▶ Problem details: Check every line of the entries that follow, and copy the ones containing "experience".

═══ Input material ═══

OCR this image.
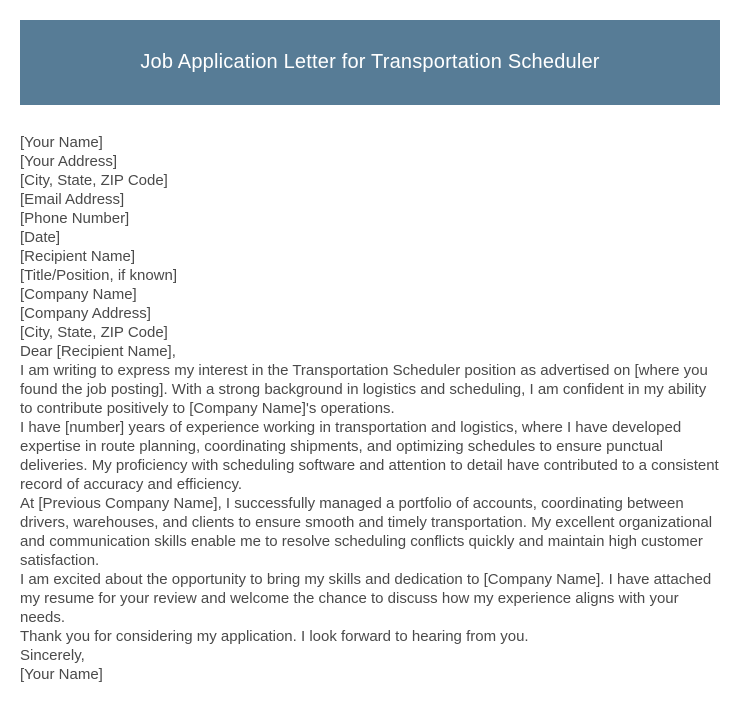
Job Application Letter for Transportation Scheduler
[Your Name]
[Your Address]
[City, State, ZIP Code]
[Email Address]
[Phone Number]
[Date]
[Recipient Name]
[Title/Position, if known]
[Company Name]
[Company Address]
[City, State, ZIP Code]
Dear [Recipient Name],

I am writing to express my interest in the Transportation Scheduler position as advertised on [where you found the job posting]. With a strong background in logistics and scheduling, I am confident in my ability to contribute positively to [Company Name]'s operations.

I have [number] years of experience working in transportation and logistics, where I have developed expertise in route planning, coordinating shipments, and optimizing schedules to ensure punctual deliveries. My proficiency with scheduling software and attention to detail have contributed to a consistent record of accuracy and efficiency.

At [Previous Company Name], I successfully managed a portfolio of accounts, coordinating between drivers, warehouses, and clients to ensure smooth and timely transportation. My excellent organizational and communication skills enable me to resolve scheduling conflicts quickly and maintain high customer satisfaction.

I am excited about the opportunity to bring my skills and dedication to [Company Name]. I have attached my resume for your review and welcome the chance to discuss how my experience aligns with your needs.

Thank you for considering my application. I look forward to hearing from you.

Sincerely,
[Your Name]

═══

▶ Answer to the problem:
I have [number] years of experience working in transportation and logistics, where I have developed expertise in route planning, coordinating shipments, and optimizing schedules to ensure punctual deliveries. My proficiency with scheduling software and attention to detail have contributed to a consistent record of accuracy and efficiency.
I am excited about the opportunity to bring my skills and dedication to [Company Name]. I have attached my resume for your review and welcome the chance to discuss how my experience aligns with your needs.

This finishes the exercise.